Exercise material ::
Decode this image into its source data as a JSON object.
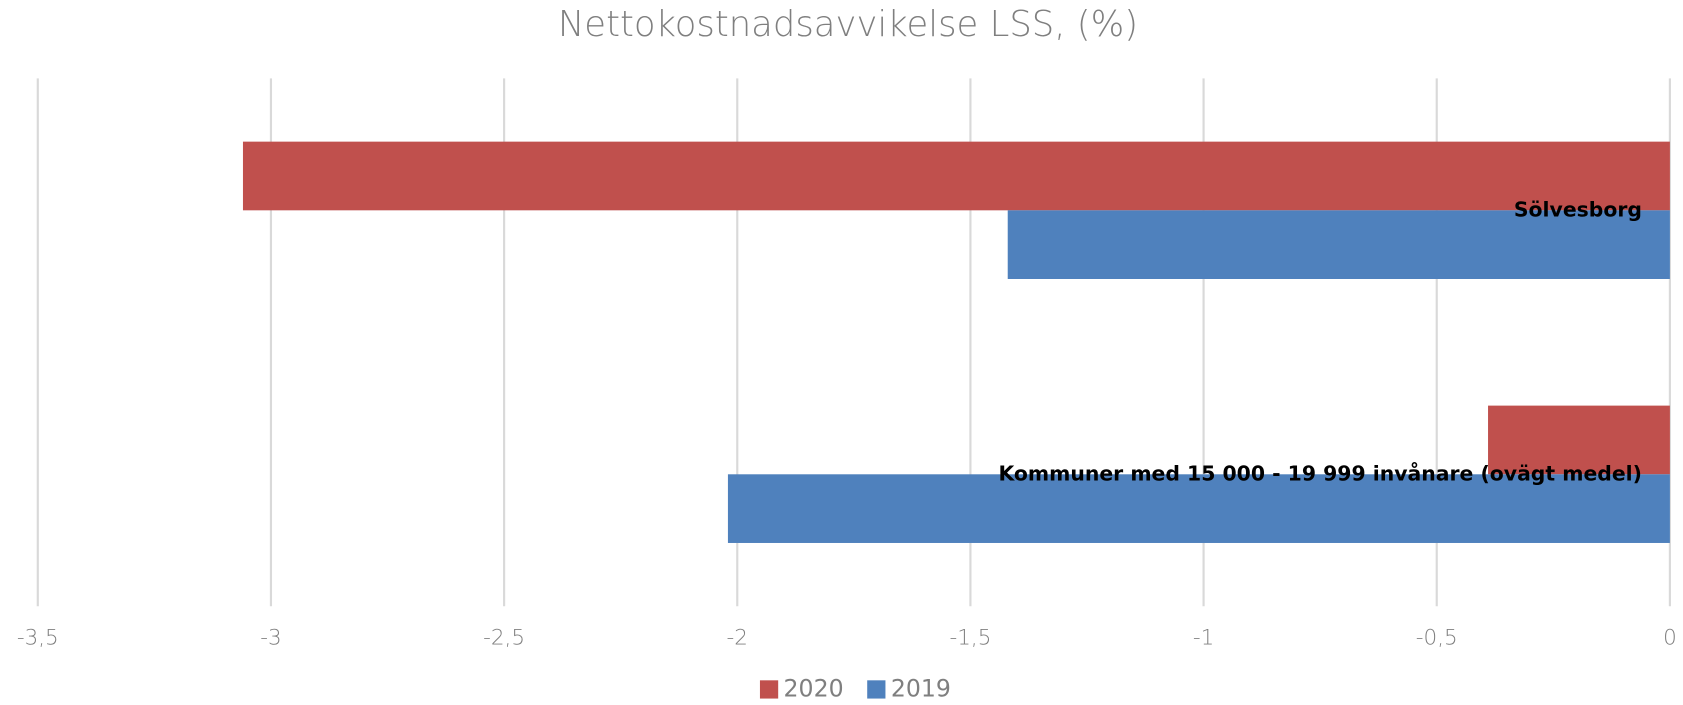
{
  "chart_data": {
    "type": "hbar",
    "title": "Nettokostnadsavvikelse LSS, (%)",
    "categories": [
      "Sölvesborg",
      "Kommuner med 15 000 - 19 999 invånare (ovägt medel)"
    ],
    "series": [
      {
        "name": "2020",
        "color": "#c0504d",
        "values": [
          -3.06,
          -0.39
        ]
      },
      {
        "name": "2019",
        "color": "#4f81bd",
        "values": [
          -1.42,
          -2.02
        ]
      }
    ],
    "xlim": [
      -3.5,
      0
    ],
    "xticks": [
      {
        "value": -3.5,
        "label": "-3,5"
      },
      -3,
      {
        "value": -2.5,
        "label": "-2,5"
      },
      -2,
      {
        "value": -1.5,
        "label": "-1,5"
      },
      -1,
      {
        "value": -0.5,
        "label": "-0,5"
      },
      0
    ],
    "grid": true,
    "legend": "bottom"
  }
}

What the exercise asks ::
Omit the pictures, then output the rest of the listing exactly.

Solution to this task ::
Decode this image into its source data as a JSON object.
{
  "chart_data": {
    "type": "hbar",
    "title": "Nettokostnadsavvikelse LSS, (%)",
    "categories": [
      "Sölvesborg",
      "Kommuner med 15 000 - 19 999 invånare (ovägt medel)"
    ],
    "series": [
      {
        "name": "2020",
        "color": "#c0504d",
        "values": [
          -3.06,
          -0.39
        ]
      },
      {
        "name": "2019",
        "color": "#4f81bd",
        "values": [
          -1.42,
          -2.02
        ]
      }
    ],
    "xlim": [
      -3.5,
      0
    ],
    "xticks": [
      {
        "value": -3.5,
        "label": "-3,5"
      },
      -3,
      {
        "value": -2.5,
        "label": "-2,5"
      },
      -2,
      {
        "value": -1.5,
        "label": "-1,5"
      },
      -1,
      {
        "value": -0.5,
        "label": "-0,5"
      },
      0
    ],
    "grid": true,
    "legend": "bottom"
  }
}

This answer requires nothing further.